Please quote the rows from the very first one through the line containing "504, 1046, 514]", with both of those lines included.

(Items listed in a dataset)
>> start

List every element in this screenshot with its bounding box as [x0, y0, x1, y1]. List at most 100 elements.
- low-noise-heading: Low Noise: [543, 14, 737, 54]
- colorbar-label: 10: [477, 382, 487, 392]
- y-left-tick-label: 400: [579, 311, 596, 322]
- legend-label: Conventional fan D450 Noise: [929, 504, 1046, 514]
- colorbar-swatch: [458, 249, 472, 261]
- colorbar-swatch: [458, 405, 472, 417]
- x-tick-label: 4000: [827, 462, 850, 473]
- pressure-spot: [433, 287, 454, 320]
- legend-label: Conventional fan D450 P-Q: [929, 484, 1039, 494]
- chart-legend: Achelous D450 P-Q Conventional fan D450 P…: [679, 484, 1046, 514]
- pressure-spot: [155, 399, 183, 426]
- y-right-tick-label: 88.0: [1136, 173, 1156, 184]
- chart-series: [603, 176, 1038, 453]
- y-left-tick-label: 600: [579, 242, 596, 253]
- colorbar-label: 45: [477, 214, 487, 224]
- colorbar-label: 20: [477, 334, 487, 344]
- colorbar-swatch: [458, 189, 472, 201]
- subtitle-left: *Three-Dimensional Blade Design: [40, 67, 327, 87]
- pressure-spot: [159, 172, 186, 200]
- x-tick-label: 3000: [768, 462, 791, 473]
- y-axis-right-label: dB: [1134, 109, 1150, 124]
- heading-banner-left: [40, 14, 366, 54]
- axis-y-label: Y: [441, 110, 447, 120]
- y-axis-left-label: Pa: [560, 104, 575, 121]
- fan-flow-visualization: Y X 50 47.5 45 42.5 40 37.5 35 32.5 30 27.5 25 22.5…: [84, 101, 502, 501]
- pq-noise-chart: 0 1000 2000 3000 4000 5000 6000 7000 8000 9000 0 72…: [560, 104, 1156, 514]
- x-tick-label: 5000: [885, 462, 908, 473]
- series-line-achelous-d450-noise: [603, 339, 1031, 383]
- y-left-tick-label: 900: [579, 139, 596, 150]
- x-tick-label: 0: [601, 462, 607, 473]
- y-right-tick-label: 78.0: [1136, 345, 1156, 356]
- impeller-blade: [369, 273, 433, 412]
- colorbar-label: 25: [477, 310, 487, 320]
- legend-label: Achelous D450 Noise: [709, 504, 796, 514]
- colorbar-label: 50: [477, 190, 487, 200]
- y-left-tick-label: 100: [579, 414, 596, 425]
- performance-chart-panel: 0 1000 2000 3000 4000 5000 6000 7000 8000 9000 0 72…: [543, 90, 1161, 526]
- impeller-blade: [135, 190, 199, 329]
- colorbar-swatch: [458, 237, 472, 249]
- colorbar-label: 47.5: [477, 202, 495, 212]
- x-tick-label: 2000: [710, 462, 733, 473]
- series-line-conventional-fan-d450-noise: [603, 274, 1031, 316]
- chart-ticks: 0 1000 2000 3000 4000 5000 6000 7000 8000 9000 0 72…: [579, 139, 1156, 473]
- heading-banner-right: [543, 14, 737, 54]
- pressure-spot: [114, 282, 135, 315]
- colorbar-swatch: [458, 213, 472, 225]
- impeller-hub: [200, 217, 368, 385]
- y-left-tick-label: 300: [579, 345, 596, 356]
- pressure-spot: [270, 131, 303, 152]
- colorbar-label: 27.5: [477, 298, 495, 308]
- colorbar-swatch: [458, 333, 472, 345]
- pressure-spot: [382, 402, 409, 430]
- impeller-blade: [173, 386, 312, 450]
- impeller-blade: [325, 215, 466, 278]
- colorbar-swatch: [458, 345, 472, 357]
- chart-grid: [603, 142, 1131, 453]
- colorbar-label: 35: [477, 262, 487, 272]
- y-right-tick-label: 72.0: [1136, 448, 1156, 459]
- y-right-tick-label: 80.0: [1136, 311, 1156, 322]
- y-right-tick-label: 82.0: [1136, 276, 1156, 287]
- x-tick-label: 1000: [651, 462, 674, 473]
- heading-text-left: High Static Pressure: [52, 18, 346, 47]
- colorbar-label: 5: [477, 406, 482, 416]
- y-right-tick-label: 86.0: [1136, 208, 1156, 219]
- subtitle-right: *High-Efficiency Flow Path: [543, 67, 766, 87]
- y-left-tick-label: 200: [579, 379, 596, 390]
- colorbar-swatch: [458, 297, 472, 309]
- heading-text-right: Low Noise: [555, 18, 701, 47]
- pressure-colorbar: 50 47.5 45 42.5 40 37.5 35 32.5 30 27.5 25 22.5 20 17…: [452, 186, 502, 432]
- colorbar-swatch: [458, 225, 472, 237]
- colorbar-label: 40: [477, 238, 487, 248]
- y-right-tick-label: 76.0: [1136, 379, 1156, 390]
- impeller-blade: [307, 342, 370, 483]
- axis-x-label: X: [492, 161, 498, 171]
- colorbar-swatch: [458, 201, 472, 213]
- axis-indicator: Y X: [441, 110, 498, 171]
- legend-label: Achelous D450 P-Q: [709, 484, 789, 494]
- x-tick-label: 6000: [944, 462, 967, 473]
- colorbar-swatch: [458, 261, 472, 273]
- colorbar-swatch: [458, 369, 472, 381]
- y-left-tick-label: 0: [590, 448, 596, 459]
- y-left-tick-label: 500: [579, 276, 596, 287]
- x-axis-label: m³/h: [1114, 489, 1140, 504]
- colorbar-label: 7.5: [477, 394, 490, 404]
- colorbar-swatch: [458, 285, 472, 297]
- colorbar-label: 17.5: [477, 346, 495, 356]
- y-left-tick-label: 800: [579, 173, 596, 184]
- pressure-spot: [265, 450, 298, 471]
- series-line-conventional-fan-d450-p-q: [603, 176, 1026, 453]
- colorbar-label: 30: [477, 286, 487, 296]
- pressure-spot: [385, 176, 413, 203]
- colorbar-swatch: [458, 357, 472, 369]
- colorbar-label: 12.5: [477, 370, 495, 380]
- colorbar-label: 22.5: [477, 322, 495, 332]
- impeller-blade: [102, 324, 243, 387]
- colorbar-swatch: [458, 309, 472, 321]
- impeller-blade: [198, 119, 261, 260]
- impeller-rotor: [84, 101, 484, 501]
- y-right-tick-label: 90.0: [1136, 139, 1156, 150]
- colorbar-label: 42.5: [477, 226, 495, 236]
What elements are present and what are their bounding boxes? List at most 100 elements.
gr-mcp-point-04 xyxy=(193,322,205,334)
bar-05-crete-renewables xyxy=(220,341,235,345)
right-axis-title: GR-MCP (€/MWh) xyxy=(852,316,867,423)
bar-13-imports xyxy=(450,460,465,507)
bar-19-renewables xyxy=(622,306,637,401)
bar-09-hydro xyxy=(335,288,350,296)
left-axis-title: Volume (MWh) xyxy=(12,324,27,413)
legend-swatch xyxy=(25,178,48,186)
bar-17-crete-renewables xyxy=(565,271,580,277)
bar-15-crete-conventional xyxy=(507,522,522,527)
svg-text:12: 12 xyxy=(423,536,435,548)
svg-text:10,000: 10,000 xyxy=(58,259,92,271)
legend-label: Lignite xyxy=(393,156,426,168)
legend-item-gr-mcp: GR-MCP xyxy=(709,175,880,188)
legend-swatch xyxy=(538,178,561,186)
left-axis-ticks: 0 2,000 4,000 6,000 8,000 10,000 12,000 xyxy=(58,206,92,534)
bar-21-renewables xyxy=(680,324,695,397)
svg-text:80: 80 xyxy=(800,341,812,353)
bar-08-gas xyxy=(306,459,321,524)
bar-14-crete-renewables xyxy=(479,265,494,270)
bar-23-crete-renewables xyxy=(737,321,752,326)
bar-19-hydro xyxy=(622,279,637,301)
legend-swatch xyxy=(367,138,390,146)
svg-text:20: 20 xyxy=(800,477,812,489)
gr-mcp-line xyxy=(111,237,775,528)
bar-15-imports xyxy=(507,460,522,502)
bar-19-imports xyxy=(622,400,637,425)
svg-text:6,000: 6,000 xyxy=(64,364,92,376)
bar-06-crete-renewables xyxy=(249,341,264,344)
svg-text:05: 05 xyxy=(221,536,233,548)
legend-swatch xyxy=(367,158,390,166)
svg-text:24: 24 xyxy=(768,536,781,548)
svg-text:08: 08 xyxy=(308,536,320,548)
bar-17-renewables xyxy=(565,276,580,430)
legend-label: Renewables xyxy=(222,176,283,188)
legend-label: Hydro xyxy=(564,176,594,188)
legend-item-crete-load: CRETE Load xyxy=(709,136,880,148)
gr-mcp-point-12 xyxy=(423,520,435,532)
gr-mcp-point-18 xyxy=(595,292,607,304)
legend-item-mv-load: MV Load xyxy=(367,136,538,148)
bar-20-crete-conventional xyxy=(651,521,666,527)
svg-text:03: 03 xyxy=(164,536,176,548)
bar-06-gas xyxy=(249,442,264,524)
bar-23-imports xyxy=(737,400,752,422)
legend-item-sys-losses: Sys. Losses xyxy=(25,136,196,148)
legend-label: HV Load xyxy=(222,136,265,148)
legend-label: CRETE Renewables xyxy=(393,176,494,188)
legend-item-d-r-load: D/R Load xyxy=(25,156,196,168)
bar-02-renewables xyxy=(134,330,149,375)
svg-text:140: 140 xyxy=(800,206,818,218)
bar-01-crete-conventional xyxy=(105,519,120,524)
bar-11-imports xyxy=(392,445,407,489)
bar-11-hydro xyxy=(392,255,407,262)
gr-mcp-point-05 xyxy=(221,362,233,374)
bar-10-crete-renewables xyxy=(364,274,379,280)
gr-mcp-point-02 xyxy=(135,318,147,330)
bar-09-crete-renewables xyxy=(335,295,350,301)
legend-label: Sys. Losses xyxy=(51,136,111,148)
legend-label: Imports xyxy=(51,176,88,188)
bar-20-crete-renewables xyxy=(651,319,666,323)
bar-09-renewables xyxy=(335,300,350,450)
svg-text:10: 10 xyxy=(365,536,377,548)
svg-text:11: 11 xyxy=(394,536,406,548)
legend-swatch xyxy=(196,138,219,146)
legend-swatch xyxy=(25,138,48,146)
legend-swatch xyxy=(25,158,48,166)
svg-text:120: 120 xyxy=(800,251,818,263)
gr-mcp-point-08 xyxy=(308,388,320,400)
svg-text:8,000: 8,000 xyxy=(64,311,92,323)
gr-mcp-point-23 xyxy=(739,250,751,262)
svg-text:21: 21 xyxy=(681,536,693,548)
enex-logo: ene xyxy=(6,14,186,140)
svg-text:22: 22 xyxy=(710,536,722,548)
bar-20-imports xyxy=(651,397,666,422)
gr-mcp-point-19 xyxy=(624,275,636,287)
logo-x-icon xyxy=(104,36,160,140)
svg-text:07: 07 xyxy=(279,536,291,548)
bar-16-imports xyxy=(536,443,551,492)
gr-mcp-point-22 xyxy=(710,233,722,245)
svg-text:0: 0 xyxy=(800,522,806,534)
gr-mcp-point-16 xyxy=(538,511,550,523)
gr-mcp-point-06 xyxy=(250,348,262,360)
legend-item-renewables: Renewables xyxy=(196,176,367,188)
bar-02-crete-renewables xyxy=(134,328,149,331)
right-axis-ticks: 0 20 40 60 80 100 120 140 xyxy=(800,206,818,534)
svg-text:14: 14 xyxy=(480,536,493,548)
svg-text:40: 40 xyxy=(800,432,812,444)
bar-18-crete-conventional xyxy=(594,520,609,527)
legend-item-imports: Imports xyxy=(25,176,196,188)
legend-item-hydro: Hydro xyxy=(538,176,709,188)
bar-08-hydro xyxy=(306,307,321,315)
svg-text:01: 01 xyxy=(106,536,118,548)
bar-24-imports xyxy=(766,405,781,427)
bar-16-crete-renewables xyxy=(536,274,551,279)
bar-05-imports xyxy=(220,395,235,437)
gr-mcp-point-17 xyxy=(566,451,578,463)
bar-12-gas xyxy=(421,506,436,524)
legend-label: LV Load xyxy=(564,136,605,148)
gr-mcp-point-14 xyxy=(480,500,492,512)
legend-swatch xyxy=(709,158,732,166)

>> end

Task result >>
List every element in this screenshot with its bounding box as [x0, y0, x1, y1]. List at most 100 elements.
- low-noise-heading: Low Noise: [543, 14, 737, 54]
- colorbar-label: 10: [477, 382, 487, 392]
- y-left-tick-label: 400: [579, 311, 596, 322]
- legend-label: Conventional fan D450 Noise: [929, 504, 1046, 514]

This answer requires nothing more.